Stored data
· · · · · · ·
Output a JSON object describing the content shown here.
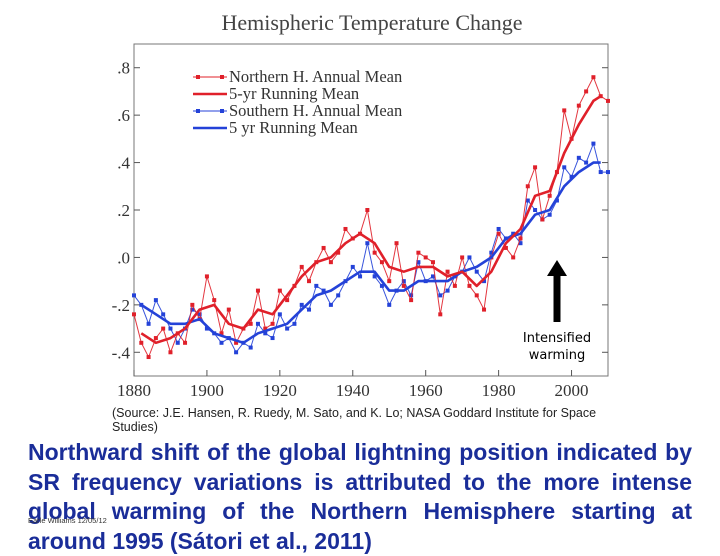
{
  "chart_data": {
    "type": "line",
    "title": "Hemispheric Temperature Change",
    "xlabel": "",
    "ylabel": "",
    "xlim": [
      1880,
      2010
    ],
    "ylim": [
      -0.5,
      0.9
    ],
    "x_ticks": [
      1880,
      1900,
      1920,
      1940,
      1960,
      1980,
      2000
    ],
    "y_ticks": [
      -0.4,
      -0.2,
      0.0,
      0.2,
      0.4,
      0.6,
      0.8
    ],
    "y_tick_labels": [
      "-.4",
      "-.2",
      ".0",
      ".2",
      ".4",
      ".6",
      ".8"
    ],
    "legend_position": "top-left",
    "annotation": [
      "Intensified",
      "warming"
    ],
    "series": [
      {
        "name": "Northern H. Annual Mean",
        "color": "#e0202a",
        "style": "markers",
        "x": [
          1880,
          1882,
          1884,
          1886,
          1888,
          1890,
          1892,
          1894,
          1896,
          1898,
          1900,
          1902,
          1904,
          1906,
          1908,
          1910,
          1912,
          1914,
          1916,
          1918,
          1920,
          1922,
          1924,
          1926,
          1928,
          1930,
          1932,
          1934,
          1936,
          1938,
          1940,
          1942,
          1944,
          1946,
          1948,
          1950,
          1952,
          1954,
          1956,
          1958,
          1960,
          1962,
          1964,
          1966,
          1968,
          1970,
          1972,
          1974,
          1976,
          1978,
          1980,
          1982,
          1984,
          1986,
          1988,
          1990,
          1992,
          1994,
          1996,
          1998,
          2000,
          2002,
          2004,
          2006,
          2008,
          2010
        ],
        "values": [
          -0.24,
          -0.36,
          -0.42,
          -0.34,
          -0.3,
          -0.4,
          -0.32,
          -0.36,
          -0.2,
          -0.26,
          -0.08,
          -0.18,
          -0.32,
          -0.22,
          -0.36,
          -0.3,
          -0.28,
          -0.14,
          -0.3,
          -0.28,
          -0.14,
          -0.18,
          -0.12,
          -0.04,
          -0.1,
          -0.02,
          0.04,
          -0.02,
          0.02,
          0.12,
          0.08,
          0.1,
          0.2,
          0.02,
          -0.02,
          -0.1,
          0.06,
          -0.12,
          -0.18,
          0.02,
          0.0,
          -0.02,
          -0.24,
          -0.06,
          -0.12,
          0.0,
          -0.12,
          -0.16,
          -0.22,
          0.0,
          0.1,
          0.04,
          0.0,
          0.08,
          0.3,
          0.38,
          0.16,
          0.26,
          0.36,
          0.62,
          0.5,
          0.64,
          0.7,
          0.76,
          0.68,
          0.66
        ]
      },
      {
        "name": "5-yr Running Mean",
        "color": "#e0202a",
        "style": "thick-line",
        "x": [
          1882,
          1886,
          1890,
          1894,
          1898,
          1902,
          1906,
          1910,
          1914,
          1918,
          1922,
          1926,
          1930,
          1934,
          1938,
          1942,
          1946,
          1950,
          1954,
          1958,
          1962,
          1966,
          1970,
          1974,
          1978,
          1982,
          1986,
          1990,
          1994,
          1998,
          2002,
          2006,
          2008
        ],
        "values": [
          -0.32,
          -0.36,
          -0.34,
          -0.3,
          -0.22,
          -0.2,
          -0.28,
          -0.3,
          -0.22,
          -0.24,
          -0.16,
          -0.08,
          -0.02,
          0.0,
          0.06,
          0.1,
          0.06,
          -0.04,
          -0.06,
          -0.04,
          -0.04,
          -0.08,
          -0.06,
          -0.12,
          -0.06,
          0.06,
          0.12,
          0.26,
          0.28,
          0.44,
          0.56,
          0.66,
          0.68
        ]
      },
      {
        "name": "Southern H. Annual Mean",
        "color": "#2442d8",
        "style": "markers",
        "x": [
          1880,
          1882,
          1884,
          1886,
          1888,
          1890,
          1892,
          1894,
          1896,
          1898,
          1900,
          1902,
          1904,
          1906,
          1908,
          1910,
          1912,
          1914,
          1916,
          1918,
          1920,
          1922,
          1924,
          1926,
          1928,
          1930,
          1932,
          1934,
          1936,
          1938,
          1940,
          1942,
          1944,
          1946,
          1948,
          1950,
          1952,
          1954,
          1956,
          1958,
          1960,
          1962,
          1964,
          1966,
          1968,
          1970,
          1972,
          1974,
          1976,
          1978,
          1980,
          1982,
          1984,
          1986,
          1988,
          1990,
          1992,
          1994,
          1996,
          1998,
          2000,
          2002,
          2004,
          2006,
          2008,
          2010
        ],
        "values": [
          -0.16,
          -0.2,
          -0.28,
          -0.18,
          -0.24,
          -0.3,
          -0.36,
          -0.3,
          -0.22,
          -0.24,
          -0.3,
          -0.32,
          -0.36,
          -0.34,
          -0.4,
          -0.36,
          -0.38,
          -0.28,
          -0.32,
          -0.34,
          -0.24,
          -0.3,
          -0.28,
          -0.2,
          -0.22,
          -0.12,
          -0.14,
          -0.2,
          -0.16,
          -0.1,
          -0.04,
          -0.08,
          0.06,
          -0.08,
          -0.12,
          -0.2,
          -0.14,
          -0.1,
          -0.16,
          -0.02,
          -0.1,
          -0.08,
          -0.16,
          -0.14,
          -0.08,
          -0.06,
          0.0,
          -0.06,
          -0.1,
          0.02,
          0.12,
          0.08,
          0.1,
          0.06,
          0.24,
          0.2,
          0.16,
          0.18,
          0.24,
          0.38,
          0.34,
          0.42,
          0.4,
          0.48,
          0.36,
          0.36
        ]
      },
      {
        "name": "5  yr Running Mean",
        "color": "#2442d8",
        "style": "thick-line",
        "x": [
          1882,
          1886,
          1890,
          1894,
          1898,
          1902,
          1906,
          1910,
          1914,
          1918,
          1922,
          1926,
          1930,
          1934,
          1938,
          1942,
          1946,
          1950,
          1954,
          1958,
          1962,
          1966,
          1970,
          1974,
          1978,
          1982,
          1986,
          1990,
          1994,
          1998,
          2002,
          2006,
          2008
        ],
        "values": [
          -0.2,
          -0.24,
          -0.28,
          -0.28,
          -0.26,
          -0.32,
          -0.34,
          -0.36,
          -0.32,
          -0.3,
          -0.28,
          -0.22,
          -0.16,
          -0.14,
          -0.1,
          -0.06,
          -0.06,
          -0.14,
          -0.14,
          -0.1,
          -0.1,
          -0.1,
          -0.06,
          -0.04,
          0.0,
          0.08,
          0.1,
          0.18,
          0.2,
          0.3,
          0.36,
          0.4,
          0.4
        ]
      }
    ]
  },
  "source_text": "(Source: J.E. Hansen, R. Ruedy, M. Sato, and K. Lo; NASA Goddard Institute for Space Studies)",
  "caption": "Northward shift of the global lightning position indicated by SR frequency variations is attributed to the more intense global warming of the Northern Hemisphere starting at around 1995 (Sátori et al., 2011)",
  "credit": "Earle Williams 12/05/12",
  "colors": {
    "red": "#e0202a",
    "blue": "#2442d8",
    "caption": "#1a2d99"
  }
}
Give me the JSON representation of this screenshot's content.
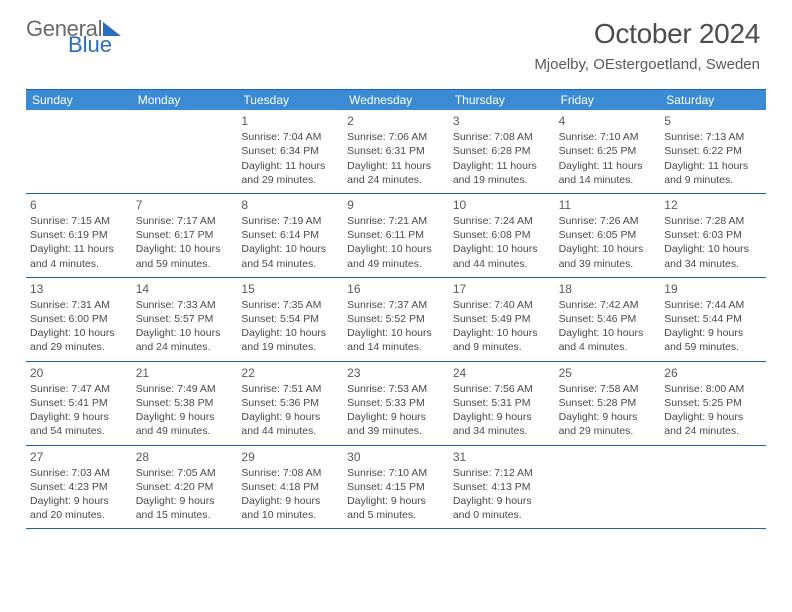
{
  "logo": {
    "text1": "General",
    "text2": "Blue"
  },
  "title": "October 2024",
  "location": "Mjoelby, OEstergoetland, Sweden",
  "day_header_bg": "#3b8bd4",
  "border_color": "#2263a8",
  "days_of_week": [
    "Sunday",
    "Monday",
    "Tuesday",
    "Wednesday",
    "Thursday",
    "Friday",
    "Saturday"
  ],
  "weeks": [
    [
      null,
      null,
      {
        "n": "1",
        "sr": "7:04 AM",
        "ss": "6:34 PM",
        "dl": "11 hours and 29 minutes."
      },
      {
        "n": "2",
        "sr": "7:06 AM",
        "ss": "6:31 PM",
        "dl": "11 hours and 24 minutes."
      },
      {
        "n": "3",
        "sr": "7:08 AM",
        "ss": "6:28 PM",
        "dl": "11 hours and 19 minutes."
      },
      {
        "n": "4",
        "sr": "7:10 AM",
        "ss": "6:25 PM",
        "dl": "11 hours and 14 minutes."
      },
      {
        "n": "5",
        "sr": "7:13 AM",
        "ss": "6:22 PM",
        "dl": "11 hours and 9 minutes."
      }
    ],
    [
      {
        "n": "6",
        "sr": "7:15 AM",
        "ss": "6:19 PM",
        "dl": "11 hours and 4 minutes."
      },
      {
        "n": "7",
        "sr": "7:17 AM",
        "ss": "6:17 PM",
        "dl": "10 hours and 59 minutes."
      },
      {
        "n": "8",
        "sr": "7:19 AM",
        "ss": "6:14 PM",
        "dl": "10 hours and 54 minutes."
      },
      {
        "n": "9",
        "sr": "7:21 AM",
        "ss": "6:11 PM",
        "dl": "10 hours and 49 minutes."
      },
      {
        "n": "10",
        "sr": "7:24 AM",
        "ss": "6:08 PM",
        "dl": "10 hours and 44 minutes."
      },
      {
        "n": "11",
        "sr": "7:26 AM",
        "ss": "6:05 PM",
        "dl": "10 hours and 39 minutes."
      },
      {
        "n": "12",
        "sr": "7:28 AM",
        "ss": "6:03 PM",
        "dl": "10 hours and 34 minutes."
      }
    ],
    [
      {
        "n": "13",
        "sr": "7:31 AM",
        "ss": "6:00 PM",
        "dl": "10 hours and 29 minutes."
      },
      {
        "n": "14",
        "sr": "7:33 AM",
        "ss": "5:57 PM",
        "dl": "10 hours and 24 minutes."
      },
      {
        "n": "15",
        "sr": "7:35 AM",
        "ss": "5:54 PM",
        "dl": "10 hours and 19 minutes."
      },
      {
        "n": "16",
        "sr": "7:37 AM",
        "ss": "5:52 PM",
        "dl": "10 hours and 14 minutes."
      },
      {
        "n": "17",
        "sr": "7:40 AM",
        "ss": "5:49 PM",
        "dl": "10 hours and 9 minutes."
      },
      {
        "n": "18",
        "sr": "7:42 AM",
        "ss": "5:46 PM",
        "dl": "10 hours and 4 minutes."
      },
      {
        "n": "19",
        "sr": "7:44 AM",
        "ss": "5:44 PM",
        "dl": "9 hours and 59 minutes."
      }
    ],
    [
      {
        "n": "20",
        "sr": "7:47 AM",
        "ss": "5:41 PM",
        "dl": "9 hours and 54 minutes."
      },
      {
        "n": "21",
        "sr": "7:49 AM",
        "ss": "5:38 PM",
        "dl": "9 hours and 49 minutes."
      },
      {
        "n": "22",
        "sr": "7:51 AM",
        "ss": "5:36 PM",
        "dl": "9 hours and 44 minutes."
      },
      {
        "n": "23",
        "sr": "7:53 AM",
        "ss": "5:33 PM",
        "dl": "9 hours and 39 minutes."
      },
      {
        "n": "24",
        "sr": "7:56 AM",
        "ss": "5:31 PM",
        "dl": "9 hours and 34 minutes."
      },
      {
        "n": "25",
        "sr": "7:58 AM",
        "ss": "5:28 PM",
        "dl": "9 hours and 29 minutes."
      },
      {
        "n": "26",
        "sr": "8:00 AM",
        "ss": "5:25 PM",
        "dl": "9 hours and 24 minutes."
      }
    ],
    [
      {
        "n": "27",
        "sr": "7:03 AM",
        "ss": "4:23 PM",
        "dl": "9 hours and 20 minutes."
      },
      {
        "n": "28",
        "sr": "7:05 AM",
        "ss": "4:20 PM",
        "dl": "9 hours and 15 minutes."
      },
      {
        "n": "29",
        "sr": "7:08 AM",
        "ss": "4:18 PM",
        "dl": "9 hours and 10 minutes."
      },
      {
        "n": "30",
        "sr": "7:10 AM",
        "ss": "4:15 PM",
        "dl": "9 hours and 5 minutes."
      },
      {
        "n": "31",
        "sr": "7:12 AM",
        "ss": "4:13 PM",
        "dl": "9 hours and 0 minutes."
      },
      null,
      null
    ]
  ]
}
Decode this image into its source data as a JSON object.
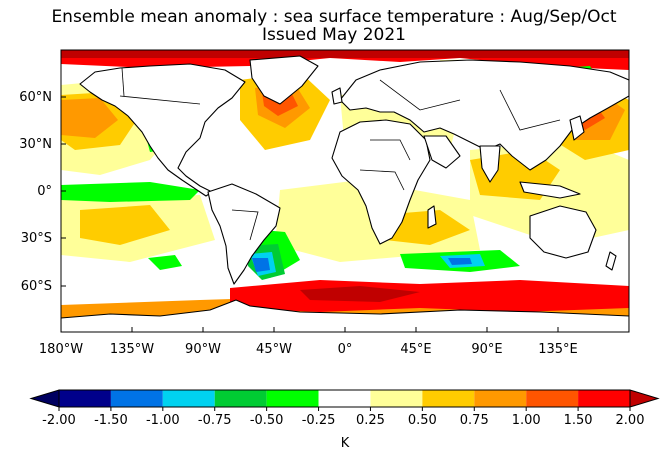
{
  "title": "Ensemble mean anomaly : sea surface temperature : Aug/Sep/Oct",
  "subtitle": "Issued May 2021",
  "lat_labels": [
    "60°N",
    "30°N",
    "0°",
    "30°S",
    "60°S"
  ],
  "lon_labels": [
    "180°W",
    "135°W",
    "90°W",
    "45°W",
    "0°",
    "45°E",
    "90°E",
    "135°E"
  ],
  "colorbar": {
    "unit": "K",
    "ticks": [
      "-2.00",
      "-1.50",
      "-1.00",
      "-0.75",
      "-0.50",
      "-0.25",
      "0.25",
      "0.50",
      "0.75",
      "1.00",
      "1.50",
      "2.00"
    ],
    "colors": [
      "#00008b",
      "#0073e6",
      "#00d2f0",
      "#00cc33",
      "#00ff00",
      "#ffffff",
      "#ffff99",
      "#ffcc00",
      "#ff9900",
      "#ff5500",
      "#ff0000"
    ],
    "under_color": "#000060",
    "over_color": "#c00000"
  },
  "chart_data": {
    "type": "heatmap",
    "title": "Ensemble mean anomaly : sea surface temperature : Aug/Sep/Oct",
    "subtitle": "Issued May 2021",
    "variable": "sea surface temperature anomaly",
    "unit": "K",
    "lon_range": [
      -180,
      180
    ],
    "lat_range": [
      -90,
      90
    ],
    "levels": [
      -2.0,
      -1.5,
      -1.0,
      -0.75,
      -0.5,
      -0.25,
      0.25,
      0.5,
      0.75,
      1.0,
      1.5,
      2.0
    ],
    "regions": [
      {
        "lon": [
          -180,
          180
        ],
        "lat": [
          70,
          90
        ],
        "value": 2.2
      },
      {
        "lon": [
          -180,
          180
        ],
        "lat": [
          -72,
          -55
        ],
        "value": 1.6
      },
      {
        "lon": [
          -175,
          -135
        ],
        "lat": [
          20,
          55
        ],
        "value": 0.8
      },
      {
        "lon": [
          -35,
          -5
        ],
        "lat": [
          45,
          65
        ],
        "value": 1.0
      },
      {
        "lon": [
          120,
          175
        ],
        "lat": [
          20,
          50
        ],
        "value": 1.1
      },
      {
        "lon": [
          90,
          160
        ],
        "lat": [
          -15,
          10
        ],
        "value": 0.9
      },
      {
        "lon": [
          -180,
          -100
        ],
        "lat": [
          -45,
          -15
        ],
        "value": 0.6
      },
      {
        "lon": [
          -180,
          -110
        ],
        "lat": [
          -8,
          3
        ],
        "value": -0.4
      },
      {
        "lon": [
          -58,
          -40
        ],
        "lat": [
          -60,
          -50
        ],
        "value": -1.6
      },
      {
        "lon": [
          60,
          90
        ],
        "lat": [
          -50,
          -43
        ],
        "value": -1.1
      },
      {
        "lon": [
          0,
          100
        ],
        "lat": [
          -40,
          -20
        ],
        "value": 0.4
      },
      {
        "lon": [
          -20,
          10
        ],
        "lat": [
          -10,
          5
        ],
        "value": 0.3
      }
    ]
  }
}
· · · · · · ·
(Exercise task)
For the entries above, count the lines that contain the string "name", and state that number without further comment.

(The result)
4